#### Supplied records
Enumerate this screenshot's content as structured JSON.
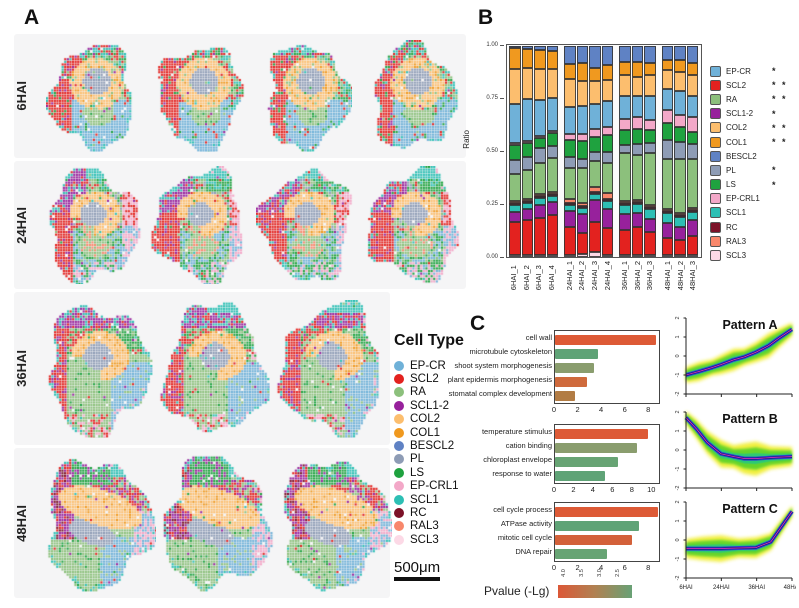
{
  "figure": {
    "panel_a_label": "A",
    "panel_b_label": "B",
    "panel_c_label": "C"
  },
  "cell_types": {
    "EP-CR": "#6fb1d8",
    "SCL2": "#e3221f",
    "RA": "#8cc07c",
    "SCL1-2": "#97219c",
    "COL2": "#fcbe6e",
    "COL1": "#f0991f",
    "BESCL2": "#5f82c4",
    "PL": "#8e9cb5",
    "LS": "#1fa23f",
    "EP-CRL1": "#f3a8c8",
    "SCL1": "#2dbfb4",
    "RC": "#7c1228",
    "RAL3": "#f8876b",
    "SCL3": "#fcd9e6"
  },
  "cell_type_order": [
    "EP-CR",
    "SCL2",
    "RA",
    "SCL1-2",
    "COL2",
    "COL1",
    "BESCL2",
    "PL",
    "LS",
    "EP-CRL1",
    "SCL1",
    "RC",
    "RAL3",
    "SCL3"
  ],
  "panelA": {
    "rows": [
      {
        "label": "6HAI",
        "sections": 4
      },
      {
        "label": "24HAI",
        "sections": 4
      },
      {
        "label": "36HAI",
        "sections": 3
      },
      {
        "label": "48HAI",
        "sections": 3
      }
    ],
    "legend_title": "Cell Type",
    "scale_bar_text": "500μm"
  },
  "panelB": {
    "ylabel": "Ratio",
    "yticks": [
      "1.00",
      "0.75",
      "0.50",
      "0.25",
      "0.00"
    ],
    "legend_sig": {
      "EP-CR": "*",
      "SCL2": "* *",
      "RA": "* *",
      "SCL1-2": "*",
      "COL2": "* *",
      "COL1": "* *",
      "BESCL2": "",
      "PL": "*",
      "LS": "*",
      "EP-CRL1": "",
      "SCL1": "",
      "RC": "",
      "RAL3": "",
      "SCL3": ""
    }
  },
  "panelC": {
    "pvalue_legend_label": "Pvalue (-Lg)",
    "pvalue_ticks": [
      "4.0",
      "3.5",
      "3.0",
      "2.5"
    ],
    "pvalue_gradient": [
      "#dc5837",
      "#b08152",
      "#68a175"
    ]
  },
  "chart_data": {
    "cell_ratio_stacked_bar": {
      "type": "bar",
      "stacked": true,
      "title": "",
      "xlabel": "",
      "ylabel": "Ratio",
      "ylim": [
        0,
        1
      ],
      "yticks": [
        0.0,
        0.25,
        0.5,
        0.75,
        1.0
      ],
      "stack_order_bottom_to_top": [
        "SCL3",
        "SCL2",
        "SCL1-2",
        "SCL1",
        "RC",
        "RAL3",
        "RA",
        "PL",
        "LS",
        "EP-CRL1",
        "EP-CR",
        "COL2",
        "COL1",
        "BESCL2"
      ],
      "groups": [
        4,
        4,
        3,
        3
      ],
      "bars": [
        {
          "sample": "6HAI_1",
          "values": [
            0.004,
            0.16,
            0.05,
            0.03,
            0.004,
            0.004,
            0.13,
            0.07,
            0.07,
            0.008,
            0.19,
            0.17,
            0.1,
            0.01
          ]
        },
        {
          "sample": "6HAI_2",
          "values": [
            0.004,
            0.17,
            0.05,
            0.03,
            0.004,
            0.004,
            0.14,
            0.06,
            0.07,
            0.008,
            0.2,
            0.15,
            0.09,
            0.015
          ]
        },
        {
          "sample": "6HAI_3",
          "values": [
            0.004,
            0.18,
            0.06,
            0.035,
            0.004,
            0.004,
            0.15,
            0.07,
            0.05,
            0.008,
            0.17,
            0.15,
            0.09,
            0.02
          ]
        },
        {
          "sample": "6HAI_4",
          "values": [
            0.004,
            0.19,
            0.065,
            0.03,
            0.004,
            0.004,
            0.16,
            0.06,
            0.06,
            0.008,
            0.16,
            0.14,
            0.085,
            0.025
          ]
        },
        {
          "sample": "24HAI_1",
          "values": [
            0.01,
            0.13,
            0.075,
            0.03,
            0.004,
            0.02,
            0.145,
            0.05,
            0.08,
            0.03,
            0.13,
            0.13,
            0.07,
            0.085
          ]
        },
        {
          "sample": "24HAI_2",
          "values": [
            0.012,
            0.1,
            0.09,
            0.03,
            0.004,
            0.012,
            0.17,
            0.04,
            0.085,
            0.035,
            0.13,
            0.12,
            0.085,
            0.08
          ]
        },
        {
          "sample": "24HAI_3",
          "values": [
            0.022,
            0.145,
            0.1,
            0.03,
            0.004,
            0.022,
            0.125,
            0.04,
            0.07,
            0.04,
            0.115,
            0.11,
            0.06,
            0.105
          ]
        },
        {
          "sample": "24HAI_4",
          "values": [
            0.01,
            0.125,
            0.09,
            0.04,
            0.004,
            0.025,
            0.145,
            0.05,
            0.08,
            0.04,
            0.12,
            0.1,
            0.07,
            0.09
          ]
        },
        {
          "sample": "36HAI_1",
          "values": [
            0.01,
            0.115,
            0.08,
            0.04,
            0.01,
            0.005,
            0.225,
            0.04,
            0.07,
            0.05,
            0.11,
            0.1,
            0.06,
            0.075
          ]
        },
        {
          "sample": "36HAI_2",
          "values": [
            0.01,
            0.13,
            0.07,
            0.04,
            0.01,
            0.005,
            0.215,
            0.05,
            0.07,
            0.06,
            0.1,
            0.09,
            0.07,
            0.075
          ]
        },
        {
          "sample": "36HAI_3",
          "values": [
            0.01,
            0.11,
            0.06,
            0.05,
            0.01,
            0.005,
            0.245,
            0.05,
            0.06,
            0.05,
            0.11,
            0.1,
            0.06,
            0.08
          ]
        },
        {
          "sample": "48HAI_1",
          "values": [
            0.01,
            0.08,
            0.07,
            0.05,
            0.01,
            0.005,
            0.235,
            0.09,
            0.08,
            0.06,
            0.1,
            0.09,
            0.05,
            0.065
          ]
        },
        {
          "sample": "48HAI_2",
          "values": [
            0.01,
            0.07,
            0.06,
            0.05,
            0.01,
            0.005,
            0.255,
            0.08,
            0.07,
            0.06,
            0.11,
            0.09,
            0.06,
            0.065
          ]
        },
        {
          "sample": "48HAI_3",
          "values": [
            0.01,
            0.09,
            0.075,
            0.04,
            0.01,
            0.005,
            0.235,
            0.07,
            0.06,
            0.07,
            0.1,
            0.1,
            0.06,
            0.08
          ]
        }
      ]
    },
    "go_enrichment": [
      {
        "type": "bar",
        "orientation": "horizontal",
        "pattern": "A",
        "terms": [
          {
            "label": "cell wall",
            "value": 8.7,
            "color": "#dd5a36"
          },
          {
            "label": "microtubule cytoskeleton",
            "value": 3.7,
            "color": "#5fa377"
          },
          {
            "label": "shoot system morphogenesis",
            "value": 3.4,
            "color": "#8a9d6e"
          },
          {
            "label": "plant epidermis morphogenesis",
            "value": 2.8,
            "color": "#cf6a3c"
          },
          {
            "label": "stomatal complex development",
            "value": 1.7,
            "color": "#b27c44"
          }
        ],
        "xticks": [
          0,
          2,
          4,
          6,
          8
        ],
        "xmax": 9
      },
      {
        "type": "bar",
        "orientation": "horizontal",
        "pattern": "B",
        "terms": [
          {
            "label": "temperature stimulus",
            "value": 9.7,
            "color": "#dd5a36"
          },
          {
            "label": "cation binding",
            "value": 8.6,
            "color": "#8a9d6e"
          },
          {
            "label": "chloroplast envelope",
            "value": 6.6,
            "color": "#67a474"
          },
          {
            "label": "response to water",
            "value": 5.2,
            "color": "#5fa377"
          }
        ],
        "xticks": [
          0,
          2,
          4,
          6,
          8,
          10
        ],
        "xmax": 10.9
      },
      {
        "type": "bar",
        "orientation": "horizontal",
        "pattern": "C",
        "terms": [
          {
            "label": "cell cycle process",
            "value": 8.9,
            "color": "#dd5a36"
          },
          {
            "label": "ATPase activity",
            "value": 7.3,
            "color": "#5fa377"
          },
          {
            "label": "mitotic cell cycle",
            "value": 6.7,
            "color": "#d3613a"
          },
          {
            "label": "DNA repair",
            "value": 4.5,
            "color": "#67a474"
          }
        ],
        "xticks": [
          0,
          2,
          4,
          6,
          8
        ],
        "xmax": 9
      }
    ],
    "expression_patterns": [
      {
        "type": "line",
        "title": "Pattern A",
        "x": [
          "6HAI",
          "24HAI",
          "36HAI",
          "48HAI"
        ],
        "mean": [
          -1.0,
          -0.35,
          0.2,
          1.4
        ],
        "ylim": [
          -2,
          2
        ],
        "yticks": [
          2,
          1,
          0,
          -1,
          -2
        ],
        "show_xlabels": false,
        "band": [
          [
            0,
            -1.0,
            0.42
          ],
          [
            0.12,
            -0.82,
            0.5
          ],
          [
            0.25,
            -0.6,
            0.42
          ],
          [
            0.33,
            -0.45,
            0.5
          ],
          [
            0.45,
            -0.2,
            0.58
          ],
          [
            0.55,
            -0.05,
            0.45
          ],
          [
            0.66,
            0.2,
            0.52
          ],
          [
            0.78,
            0.55,
            0.65
          ],
          [
            0.88,
            0.95,
            0.5
          ],
          [
            1,
            1.4,
            0.35
          ]
        ]
      },
      {
        "type": "line",
        "title": "Pattern B",
        "x": [
          "6HAI",
          "24HAI",
          "36HAI",
          "48HAI"
        ],
        "mean": [
          1.7,
          -0.2,
          -0.45,
          -0.35
        ],
        "ylim": [
          -2,
          2
        ],
        "yticks": [
          2,
          1,
          0,
          -1,
          -2
        ],
        "show_xlabels": false,
        "band": [
          [
            0,
            1.7,
            0.35
          ],
          [
            0.1,
            1.1,
            0.5
          ],
          [
            0.2,
            0.4,
            0.6
          ],
          [
            0.33,
            -0.2,
            0.72
          ],
          [
            0.45,
            -0.35,
            0.6
          ],
          [
            0.55,
            -0.45,
            0.8
          ],
          [
            0.66,
            -0.45,
            0.9
          ],
          [
            0.8,
            -0.4,
            0.6
          ],
          [
            1,
            -0.35,
            0.5
          ]
        ]
      },
      {
        "type": "line",
        "title": "Pattern C",
        "x": [
          "6HAI",
          "24HAI",
          "36HAI",
          "48HAI"
        ],
        "mean": [
          -0.45,
          -0.45,
          -0.4,
          1.5
        ],
        "ylim": [
          -2,
          2
        ],
        "yticks": [
          2,
          1,
          0,
          -1,
          -2
        ],
        "show_xlabels": true,
        "band": [
          [
            0,
            -0.45,
            0.5
          ],
          [
            0.15,
            -0.45,
            0.62
          ],
          [
            0.33,
            -0.45,
            0.7
          ],
          [
            0.5,
            -0.42,
            0.5
          ],
          [
            0.66,
            -0.4,
            0.55
          ],
          [
            0.8,
            -0.1,
            0.45
          ],
          [
            1,
            1.5,
            0.3
          ]
        ]
      }
    ]
  }
}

#### Work task
Scan the listing above and identify each line holding the string "cycle"; copy every such line.

#### Completed task
            "label": "cell cycle process",
            "label": "mitotic cell cycle",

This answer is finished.